## OBJECTIVE
Spot each line that carries the word "Введите"; copy those lines.

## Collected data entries
========================================================================
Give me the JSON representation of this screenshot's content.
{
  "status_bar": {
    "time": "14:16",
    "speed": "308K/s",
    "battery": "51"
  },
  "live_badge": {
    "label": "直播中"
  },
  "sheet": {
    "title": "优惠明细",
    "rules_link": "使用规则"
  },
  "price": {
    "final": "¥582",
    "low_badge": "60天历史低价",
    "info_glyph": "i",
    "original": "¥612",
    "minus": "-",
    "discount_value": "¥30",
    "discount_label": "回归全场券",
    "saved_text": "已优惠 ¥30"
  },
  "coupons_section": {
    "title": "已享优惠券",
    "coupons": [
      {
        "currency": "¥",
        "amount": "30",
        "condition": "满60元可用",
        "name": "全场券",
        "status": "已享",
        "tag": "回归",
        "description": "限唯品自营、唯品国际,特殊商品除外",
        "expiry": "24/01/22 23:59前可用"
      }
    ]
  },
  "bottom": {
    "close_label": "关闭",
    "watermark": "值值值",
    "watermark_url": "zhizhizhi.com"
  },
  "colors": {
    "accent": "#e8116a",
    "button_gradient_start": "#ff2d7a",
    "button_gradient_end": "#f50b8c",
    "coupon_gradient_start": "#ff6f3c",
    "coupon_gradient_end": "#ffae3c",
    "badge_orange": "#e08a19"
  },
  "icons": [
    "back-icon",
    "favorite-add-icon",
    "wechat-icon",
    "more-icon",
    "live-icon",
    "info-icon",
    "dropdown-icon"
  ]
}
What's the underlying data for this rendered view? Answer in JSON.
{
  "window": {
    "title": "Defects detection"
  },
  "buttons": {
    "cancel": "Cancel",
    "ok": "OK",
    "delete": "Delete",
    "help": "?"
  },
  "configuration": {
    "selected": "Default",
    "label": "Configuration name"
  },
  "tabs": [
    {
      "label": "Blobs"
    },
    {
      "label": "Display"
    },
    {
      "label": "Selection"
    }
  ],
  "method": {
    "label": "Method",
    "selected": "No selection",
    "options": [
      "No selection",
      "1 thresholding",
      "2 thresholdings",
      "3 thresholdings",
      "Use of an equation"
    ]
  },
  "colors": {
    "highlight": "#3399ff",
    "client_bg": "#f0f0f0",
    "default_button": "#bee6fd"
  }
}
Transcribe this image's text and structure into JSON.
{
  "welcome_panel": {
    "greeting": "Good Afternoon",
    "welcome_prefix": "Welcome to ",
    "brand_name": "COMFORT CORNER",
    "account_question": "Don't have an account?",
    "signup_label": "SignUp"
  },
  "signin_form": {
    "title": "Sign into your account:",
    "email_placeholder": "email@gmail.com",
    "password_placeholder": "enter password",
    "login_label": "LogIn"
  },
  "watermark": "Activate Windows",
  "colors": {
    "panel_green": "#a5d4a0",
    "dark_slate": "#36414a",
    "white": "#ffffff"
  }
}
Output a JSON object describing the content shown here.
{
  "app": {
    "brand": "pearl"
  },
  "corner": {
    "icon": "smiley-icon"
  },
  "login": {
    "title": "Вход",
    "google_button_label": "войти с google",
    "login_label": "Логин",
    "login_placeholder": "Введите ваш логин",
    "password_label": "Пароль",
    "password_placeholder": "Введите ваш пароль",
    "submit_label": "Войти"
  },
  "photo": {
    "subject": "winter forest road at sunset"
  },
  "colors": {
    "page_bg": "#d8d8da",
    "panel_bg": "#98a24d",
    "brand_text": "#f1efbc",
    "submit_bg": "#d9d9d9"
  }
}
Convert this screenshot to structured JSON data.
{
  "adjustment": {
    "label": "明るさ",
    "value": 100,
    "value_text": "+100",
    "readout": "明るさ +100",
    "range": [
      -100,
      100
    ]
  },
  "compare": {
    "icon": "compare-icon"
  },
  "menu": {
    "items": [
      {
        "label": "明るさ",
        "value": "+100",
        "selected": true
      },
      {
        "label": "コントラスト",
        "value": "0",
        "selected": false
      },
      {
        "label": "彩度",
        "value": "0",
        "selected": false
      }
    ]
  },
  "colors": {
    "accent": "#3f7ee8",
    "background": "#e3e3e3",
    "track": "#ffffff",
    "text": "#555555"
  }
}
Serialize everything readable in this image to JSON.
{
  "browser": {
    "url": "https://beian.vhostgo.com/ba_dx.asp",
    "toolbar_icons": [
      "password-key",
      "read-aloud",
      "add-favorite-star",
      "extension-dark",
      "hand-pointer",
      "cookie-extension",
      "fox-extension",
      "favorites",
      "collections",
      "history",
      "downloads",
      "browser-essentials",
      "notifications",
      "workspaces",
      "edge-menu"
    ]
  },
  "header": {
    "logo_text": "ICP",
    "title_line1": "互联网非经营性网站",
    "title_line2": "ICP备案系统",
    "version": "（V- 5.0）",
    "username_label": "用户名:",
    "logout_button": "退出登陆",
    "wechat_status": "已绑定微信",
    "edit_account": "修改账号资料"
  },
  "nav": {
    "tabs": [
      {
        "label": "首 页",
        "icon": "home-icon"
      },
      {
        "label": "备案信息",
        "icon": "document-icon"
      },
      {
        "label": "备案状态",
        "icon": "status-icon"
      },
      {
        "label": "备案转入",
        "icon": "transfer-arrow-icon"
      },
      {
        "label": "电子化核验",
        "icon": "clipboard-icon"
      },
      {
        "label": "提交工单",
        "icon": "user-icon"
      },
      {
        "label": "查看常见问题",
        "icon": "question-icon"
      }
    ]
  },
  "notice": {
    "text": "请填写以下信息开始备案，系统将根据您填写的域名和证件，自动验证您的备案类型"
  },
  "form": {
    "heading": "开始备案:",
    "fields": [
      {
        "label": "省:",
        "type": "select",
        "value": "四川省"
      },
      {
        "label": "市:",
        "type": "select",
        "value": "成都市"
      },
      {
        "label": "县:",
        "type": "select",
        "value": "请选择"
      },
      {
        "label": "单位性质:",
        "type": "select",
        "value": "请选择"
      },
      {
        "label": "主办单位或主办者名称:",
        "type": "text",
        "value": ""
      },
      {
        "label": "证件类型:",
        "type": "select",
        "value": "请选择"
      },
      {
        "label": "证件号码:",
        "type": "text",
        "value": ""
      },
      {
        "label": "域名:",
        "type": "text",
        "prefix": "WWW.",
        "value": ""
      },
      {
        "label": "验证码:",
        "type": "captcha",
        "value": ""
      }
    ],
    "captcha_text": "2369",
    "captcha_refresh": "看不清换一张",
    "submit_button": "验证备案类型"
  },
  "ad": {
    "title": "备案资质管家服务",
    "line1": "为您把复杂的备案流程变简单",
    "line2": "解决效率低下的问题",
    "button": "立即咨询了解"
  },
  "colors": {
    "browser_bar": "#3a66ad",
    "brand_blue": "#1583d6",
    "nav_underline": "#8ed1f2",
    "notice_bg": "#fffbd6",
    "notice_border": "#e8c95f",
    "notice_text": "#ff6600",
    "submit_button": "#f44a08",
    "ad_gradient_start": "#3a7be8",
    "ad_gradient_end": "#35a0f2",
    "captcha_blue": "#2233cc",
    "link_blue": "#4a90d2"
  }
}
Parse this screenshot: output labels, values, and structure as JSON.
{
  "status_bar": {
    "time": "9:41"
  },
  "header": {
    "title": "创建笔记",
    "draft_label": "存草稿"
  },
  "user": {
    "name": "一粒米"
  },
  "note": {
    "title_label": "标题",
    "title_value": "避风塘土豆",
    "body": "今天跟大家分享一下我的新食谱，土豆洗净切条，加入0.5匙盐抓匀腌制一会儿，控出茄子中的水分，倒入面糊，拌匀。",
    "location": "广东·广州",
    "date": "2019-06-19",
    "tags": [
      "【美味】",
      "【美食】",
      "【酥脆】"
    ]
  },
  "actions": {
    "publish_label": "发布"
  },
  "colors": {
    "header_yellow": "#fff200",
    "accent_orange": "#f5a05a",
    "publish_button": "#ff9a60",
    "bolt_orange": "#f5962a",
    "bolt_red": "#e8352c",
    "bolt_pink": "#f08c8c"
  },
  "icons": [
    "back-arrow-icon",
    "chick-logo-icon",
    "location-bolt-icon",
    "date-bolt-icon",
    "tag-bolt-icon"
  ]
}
========================================================================
## THE ANSWER
    "login_placeholder": "Введите ваш логин",
    "password_placeholder": "Введите ваш пароль",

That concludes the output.